● **DESCRIPTION OF THE TASK**
In the records below, find each line containing the word "Windows" and copy it.

● **AVAILABLE RECORDS**
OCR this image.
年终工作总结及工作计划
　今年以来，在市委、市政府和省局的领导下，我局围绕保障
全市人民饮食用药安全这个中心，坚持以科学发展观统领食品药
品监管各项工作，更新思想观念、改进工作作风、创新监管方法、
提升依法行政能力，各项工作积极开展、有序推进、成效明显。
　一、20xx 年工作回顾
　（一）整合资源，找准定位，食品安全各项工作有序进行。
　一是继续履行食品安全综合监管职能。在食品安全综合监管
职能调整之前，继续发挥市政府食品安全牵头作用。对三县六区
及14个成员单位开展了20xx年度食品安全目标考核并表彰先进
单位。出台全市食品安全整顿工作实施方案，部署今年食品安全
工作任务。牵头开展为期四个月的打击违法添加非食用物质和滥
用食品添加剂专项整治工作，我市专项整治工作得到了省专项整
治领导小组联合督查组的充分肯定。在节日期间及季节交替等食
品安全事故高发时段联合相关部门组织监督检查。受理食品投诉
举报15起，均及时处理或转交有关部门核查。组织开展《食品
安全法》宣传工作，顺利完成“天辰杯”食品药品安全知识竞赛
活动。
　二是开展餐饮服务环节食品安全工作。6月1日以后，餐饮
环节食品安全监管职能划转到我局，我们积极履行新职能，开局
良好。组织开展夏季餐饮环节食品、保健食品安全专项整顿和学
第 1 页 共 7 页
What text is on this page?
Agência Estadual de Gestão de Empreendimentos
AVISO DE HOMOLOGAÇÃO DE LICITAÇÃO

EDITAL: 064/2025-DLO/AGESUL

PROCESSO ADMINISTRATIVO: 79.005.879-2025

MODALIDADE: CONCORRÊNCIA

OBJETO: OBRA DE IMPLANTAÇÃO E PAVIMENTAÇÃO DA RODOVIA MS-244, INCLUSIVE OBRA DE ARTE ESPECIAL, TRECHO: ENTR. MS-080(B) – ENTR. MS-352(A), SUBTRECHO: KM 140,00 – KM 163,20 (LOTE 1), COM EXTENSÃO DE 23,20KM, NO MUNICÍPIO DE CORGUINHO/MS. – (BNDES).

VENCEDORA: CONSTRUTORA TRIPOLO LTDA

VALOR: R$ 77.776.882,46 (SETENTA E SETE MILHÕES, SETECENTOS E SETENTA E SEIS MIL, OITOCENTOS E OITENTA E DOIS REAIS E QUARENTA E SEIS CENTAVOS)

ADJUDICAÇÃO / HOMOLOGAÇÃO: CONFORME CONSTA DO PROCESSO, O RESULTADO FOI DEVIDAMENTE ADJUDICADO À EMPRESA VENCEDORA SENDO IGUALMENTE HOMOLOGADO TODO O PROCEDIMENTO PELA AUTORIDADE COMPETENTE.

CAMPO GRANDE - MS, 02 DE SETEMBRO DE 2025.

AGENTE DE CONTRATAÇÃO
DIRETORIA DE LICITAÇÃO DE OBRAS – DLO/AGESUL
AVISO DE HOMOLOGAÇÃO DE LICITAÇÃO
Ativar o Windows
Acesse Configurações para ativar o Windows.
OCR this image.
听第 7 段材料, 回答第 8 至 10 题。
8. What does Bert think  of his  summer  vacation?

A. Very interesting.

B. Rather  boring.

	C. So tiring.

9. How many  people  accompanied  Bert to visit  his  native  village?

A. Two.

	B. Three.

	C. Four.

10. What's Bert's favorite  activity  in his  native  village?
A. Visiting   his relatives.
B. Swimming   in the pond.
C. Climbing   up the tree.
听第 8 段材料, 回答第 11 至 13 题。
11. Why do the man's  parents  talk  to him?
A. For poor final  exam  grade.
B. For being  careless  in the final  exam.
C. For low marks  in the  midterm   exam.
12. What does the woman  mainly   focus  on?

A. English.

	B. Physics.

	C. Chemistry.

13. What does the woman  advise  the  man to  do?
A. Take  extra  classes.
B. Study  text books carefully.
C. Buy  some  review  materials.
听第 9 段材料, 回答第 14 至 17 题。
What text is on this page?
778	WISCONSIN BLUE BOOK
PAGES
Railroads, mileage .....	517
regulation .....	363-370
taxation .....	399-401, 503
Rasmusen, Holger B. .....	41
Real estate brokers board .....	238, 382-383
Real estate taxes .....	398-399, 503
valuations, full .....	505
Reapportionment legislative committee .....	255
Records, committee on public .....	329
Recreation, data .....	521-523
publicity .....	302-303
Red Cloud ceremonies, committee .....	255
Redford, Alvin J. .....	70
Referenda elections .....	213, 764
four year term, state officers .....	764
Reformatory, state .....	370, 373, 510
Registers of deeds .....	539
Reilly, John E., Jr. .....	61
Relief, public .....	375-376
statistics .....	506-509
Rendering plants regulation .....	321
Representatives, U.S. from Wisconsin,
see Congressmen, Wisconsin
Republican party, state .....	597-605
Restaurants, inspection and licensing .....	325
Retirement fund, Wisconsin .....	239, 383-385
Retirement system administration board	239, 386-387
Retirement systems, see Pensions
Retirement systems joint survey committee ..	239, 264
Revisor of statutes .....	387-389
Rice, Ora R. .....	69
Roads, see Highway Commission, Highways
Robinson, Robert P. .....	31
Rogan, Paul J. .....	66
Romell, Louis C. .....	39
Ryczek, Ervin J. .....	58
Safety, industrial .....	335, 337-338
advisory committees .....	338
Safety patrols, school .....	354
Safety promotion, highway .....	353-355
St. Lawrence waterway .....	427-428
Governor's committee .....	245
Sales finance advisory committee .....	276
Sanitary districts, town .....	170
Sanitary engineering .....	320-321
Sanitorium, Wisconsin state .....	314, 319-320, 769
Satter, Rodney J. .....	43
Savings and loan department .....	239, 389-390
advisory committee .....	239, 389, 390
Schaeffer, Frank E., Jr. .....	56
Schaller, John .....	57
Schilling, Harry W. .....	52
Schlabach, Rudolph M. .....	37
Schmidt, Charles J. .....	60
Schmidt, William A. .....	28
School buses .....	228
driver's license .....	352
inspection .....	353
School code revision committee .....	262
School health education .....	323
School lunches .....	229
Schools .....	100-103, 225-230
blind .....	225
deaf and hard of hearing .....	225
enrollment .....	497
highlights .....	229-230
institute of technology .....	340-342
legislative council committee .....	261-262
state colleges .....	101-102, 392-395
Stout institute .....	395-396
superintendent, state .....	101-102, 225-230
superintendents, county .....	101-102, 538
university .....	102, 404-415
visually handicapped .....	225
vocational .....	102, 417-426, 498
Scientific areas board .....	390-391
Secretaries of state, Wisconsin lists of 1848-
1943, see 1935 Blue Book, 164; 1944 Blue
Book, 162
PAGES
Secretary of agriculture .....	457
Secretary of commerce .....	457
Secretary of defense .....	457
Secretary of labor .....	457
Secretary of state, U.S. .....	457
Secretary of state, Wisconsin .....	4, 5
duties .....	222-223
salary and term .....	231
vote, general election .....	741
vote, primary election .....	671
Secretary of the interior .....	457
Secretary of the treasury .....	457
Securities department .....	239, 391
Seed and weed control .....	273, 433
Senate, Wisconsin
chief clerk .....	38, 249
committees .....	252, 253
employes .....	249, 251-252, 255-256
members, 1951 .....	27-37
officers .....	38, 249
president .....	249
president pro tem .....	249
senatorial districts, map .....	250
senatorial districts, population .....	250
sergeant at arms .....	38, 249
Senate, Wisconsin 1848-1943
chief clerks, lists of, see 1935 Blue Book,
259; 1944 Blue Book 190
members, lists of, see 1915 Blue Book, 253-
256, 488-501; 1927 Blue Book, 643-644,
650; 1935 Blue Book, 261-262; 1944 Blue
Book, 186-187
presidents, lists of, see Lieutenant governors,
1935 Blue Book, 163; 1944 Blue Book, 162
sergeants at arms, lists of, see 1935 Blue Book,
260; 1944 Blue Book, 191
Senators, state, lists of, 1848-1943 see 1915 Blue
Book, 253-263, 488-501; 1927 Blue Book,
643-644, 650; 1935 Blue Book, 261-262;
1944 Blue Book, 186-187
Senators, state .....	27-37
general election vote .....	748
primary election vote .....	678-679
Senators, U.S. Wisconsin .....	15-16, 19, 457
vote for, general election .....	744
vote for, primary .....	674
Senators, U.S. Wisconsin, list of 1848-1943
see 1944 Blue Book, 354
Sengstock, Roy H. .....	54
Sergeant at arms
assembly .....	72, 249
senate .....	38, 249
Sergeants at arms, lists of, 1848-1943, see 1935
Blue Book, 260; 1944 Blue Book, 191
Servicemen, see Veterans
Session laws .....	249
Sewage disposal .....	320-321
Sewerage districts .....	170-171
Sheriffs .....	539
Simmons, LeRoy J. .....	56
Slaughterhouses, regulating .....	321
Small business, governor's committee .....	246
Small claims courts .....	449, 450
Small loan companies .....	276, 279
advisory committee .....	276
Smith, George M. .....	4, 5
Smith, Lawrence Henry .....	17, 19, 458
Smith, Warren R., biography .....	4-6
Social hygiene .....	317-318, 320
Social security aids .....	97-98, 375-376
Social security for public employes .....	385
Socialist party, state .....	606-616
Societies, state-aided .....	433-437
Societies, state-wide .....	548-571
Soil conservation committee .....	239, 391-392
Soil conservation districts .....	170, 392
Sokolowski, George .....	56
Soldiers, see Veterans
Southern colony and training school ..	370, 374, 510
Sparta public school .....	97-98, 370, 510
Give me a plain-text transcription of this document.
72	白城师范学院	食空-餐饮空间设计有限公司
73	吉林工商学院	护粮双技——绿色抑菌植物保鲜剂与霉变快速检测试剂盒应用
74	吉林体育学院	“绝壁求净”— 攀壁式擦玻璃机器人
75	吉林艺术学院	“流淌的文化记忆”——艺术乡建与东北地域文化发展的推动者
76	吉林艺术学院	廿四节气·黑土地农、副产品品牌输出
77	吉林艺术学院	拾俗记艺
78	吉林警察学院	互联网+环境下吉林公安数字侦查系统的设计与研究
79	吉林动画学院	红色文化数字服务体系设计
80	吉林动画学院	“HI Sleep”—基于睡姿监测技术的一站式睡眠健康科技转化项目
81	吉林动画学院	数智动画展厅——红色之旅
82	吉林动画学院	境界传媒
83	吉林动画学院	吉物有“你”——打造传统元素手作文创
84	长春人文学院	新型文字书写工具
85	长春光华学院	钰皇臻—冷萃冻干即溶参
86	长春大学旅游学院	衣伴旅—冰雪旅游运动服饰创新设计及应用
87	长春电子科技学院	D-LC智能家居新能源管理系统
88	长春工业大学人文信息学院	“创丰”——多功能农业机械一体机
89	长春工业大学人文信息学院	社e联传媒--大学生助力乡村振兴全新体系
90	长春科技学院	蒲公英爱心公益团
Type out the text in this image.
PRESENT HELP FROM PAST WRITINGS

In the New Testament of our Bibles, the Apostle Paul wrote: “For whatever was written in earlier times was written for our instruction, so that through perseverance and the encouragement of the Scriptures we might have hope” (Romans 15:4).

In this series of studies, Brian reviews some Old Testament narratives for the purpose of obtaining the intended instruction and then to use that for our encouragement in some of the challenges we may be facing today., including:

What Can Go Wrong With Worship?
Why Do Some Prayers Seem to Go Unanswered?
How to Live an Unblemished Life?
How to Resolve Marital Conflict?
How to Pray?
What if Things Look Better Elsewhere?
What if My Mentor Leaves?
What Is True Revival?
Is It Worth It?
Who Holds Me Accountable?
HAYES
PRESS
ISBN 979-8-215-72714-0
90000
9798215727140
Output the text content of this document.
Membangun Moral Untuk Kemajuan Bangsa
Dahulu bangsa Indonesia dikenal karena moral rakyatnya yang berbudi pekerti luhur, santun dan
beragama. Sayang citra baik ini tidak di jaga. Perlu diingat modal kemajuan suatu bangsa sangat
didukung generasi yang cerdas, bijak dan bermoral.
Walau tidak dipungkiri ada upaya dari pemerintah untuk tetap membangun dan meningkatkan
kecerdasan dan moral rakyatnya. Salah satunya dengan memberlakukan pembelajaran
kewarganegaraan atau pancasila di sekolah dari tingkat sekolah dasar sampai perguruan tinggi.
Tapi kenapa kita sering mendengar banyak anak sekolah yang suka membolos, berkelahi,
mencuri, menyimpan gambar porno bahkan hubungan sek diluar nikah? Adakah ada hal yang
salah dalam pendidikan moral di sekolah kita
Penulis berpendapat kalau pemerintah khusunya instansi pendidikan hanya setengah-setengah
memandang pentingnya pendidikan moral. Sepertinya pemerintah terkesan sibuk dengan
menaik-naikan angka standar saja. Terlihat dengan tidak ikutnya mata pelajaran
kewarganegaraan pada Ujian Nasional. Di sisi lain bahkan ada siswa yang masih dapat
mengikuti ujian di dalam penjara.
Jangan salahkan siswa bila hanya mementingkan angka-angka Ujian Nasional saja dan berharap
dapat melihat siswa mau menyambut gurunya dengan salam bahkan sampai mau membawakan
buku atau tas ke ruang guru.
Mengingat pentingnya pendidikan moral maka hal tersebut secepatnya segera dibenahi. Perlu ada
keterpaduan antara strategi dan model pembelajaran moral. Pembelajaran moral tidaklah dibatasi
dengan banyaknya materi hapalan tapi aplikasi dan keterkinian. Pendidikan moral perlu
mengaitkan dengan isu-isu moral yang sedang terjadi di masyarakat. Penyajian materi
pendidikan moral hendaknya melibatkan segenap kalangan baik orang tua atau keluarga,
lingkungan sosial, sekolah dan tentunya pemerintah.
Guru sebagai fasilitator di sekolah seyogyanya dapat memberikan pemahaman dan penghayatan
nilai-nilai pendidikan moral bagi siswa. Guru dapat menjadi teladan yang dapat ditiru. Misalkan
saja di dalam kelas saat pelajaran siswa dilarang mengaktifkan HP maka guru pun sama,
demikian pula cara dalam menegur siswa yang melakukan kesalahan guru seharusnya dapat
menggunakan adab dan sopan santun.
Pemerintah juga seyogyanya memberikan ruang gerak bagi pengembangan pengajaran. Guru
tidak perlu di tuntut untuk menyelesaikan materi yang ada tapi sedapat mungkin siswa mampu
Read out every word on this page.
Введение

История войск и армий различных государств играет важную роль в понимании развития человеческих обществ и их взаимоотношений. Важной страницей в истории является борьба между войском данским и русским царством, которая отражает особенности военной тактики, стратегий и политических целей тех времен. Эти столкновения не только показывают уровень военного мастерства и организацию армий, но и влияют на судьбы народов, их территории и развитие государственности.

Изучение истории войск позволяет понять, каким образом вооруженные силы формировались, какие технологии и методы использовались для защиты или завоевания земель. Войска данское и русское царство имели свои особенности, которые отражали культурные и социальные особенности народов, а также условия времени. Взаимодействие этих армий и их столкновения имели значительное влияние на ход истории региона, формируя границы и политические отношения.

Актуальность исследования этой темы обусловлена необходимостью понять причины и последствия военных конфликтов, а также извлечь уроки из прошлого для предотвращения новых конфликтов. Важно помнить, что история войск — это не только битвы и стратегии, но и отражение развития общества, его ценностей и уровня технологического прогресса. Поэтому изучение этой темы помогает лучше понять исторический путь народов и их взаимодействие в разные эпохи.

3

● **ANSWER TO THIS TASK**
Ativar o Windows
Acesse Configurações para ativar o Windows.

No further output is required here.